● **YOUR TASK**
Keep the wording of each record exactly the same when you repeat it, and leave out pictures.

● **RECORDED INFORMATION**
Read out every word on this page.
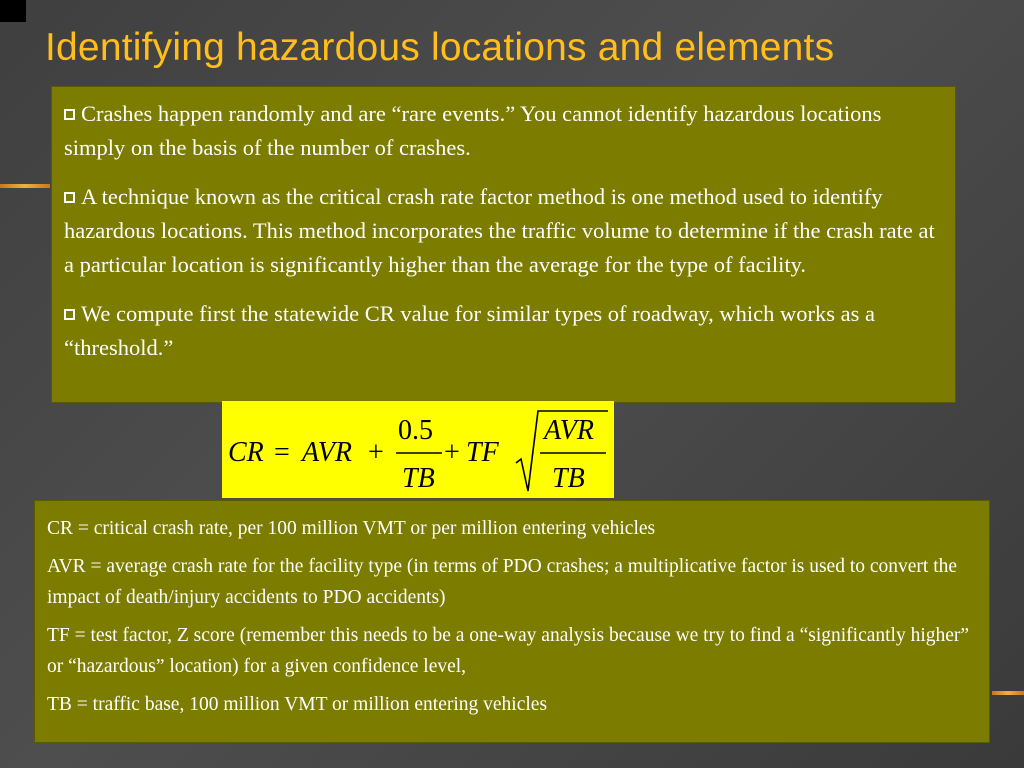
Identifying hazardous locations and elements

Crashes happen randomly and are “rare events.” You cannot identify hazardous locations simply on the basis of the number of crashes.

A technique known as the critical crash rate factor method is one method used to identify hazardous locations. This method incorporates the traffic volume to determine if the crash rate at a particular location is significantly higher than the average for the type of facility.

We compute first the statewide CR value for similar types of roadway, which works as a “threshold.”

CR = AVR +
0.5
TB
+ TF
AVR
TB

CR = critical crash rate, per 100 million VMT or per million entering vehicles

AVR = average crash rate for the facility type (in terms of PDO crashes; a multiplicative factor is used to convert the impact of death/injury accidents to PDO accidents)

TF = test factor, Z score (remember this needs to be a one-way analysis because we try to find a “significantly higher” or “hazardous” location) for a given confidence level,

TB = traffic base, 100 million VMT or million entering vehicles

● **WORKED SOLUTION**
Read out every word on this page.
Identifying hazardous locations and elements

Crashes happen randomly and are “rare events.” You cannot identify hazardous locations simply on the basis of the number of crashes.

A technique known as the critical crash rate factor method is one method used to identify hazardous locations. This method incorporates the traffic volume to determine if the crash rate at a particular location is significantly higher than the average for the type of facility.

We compute first the statewide CR value for similar types of roadway, which works as a “threshold.”

CR = AVR +
0.5
TB
+ TF
AVR
TB

CR = critical crash rate, per 100 million VMT or per million entering vehicles

AVR = average crash rate for the facility type (in terms of PDO crashes; a multiplicative factor is used to convert the impact of death/injury accidents to PDO accidents)

TF = test factor, Z score (remember this needs to be a one-way analysis because we try to find a “significantly higher” or “hazardous” location) for a given confidence level,

TB = traffic base, 100 million VMT or million entering vehicles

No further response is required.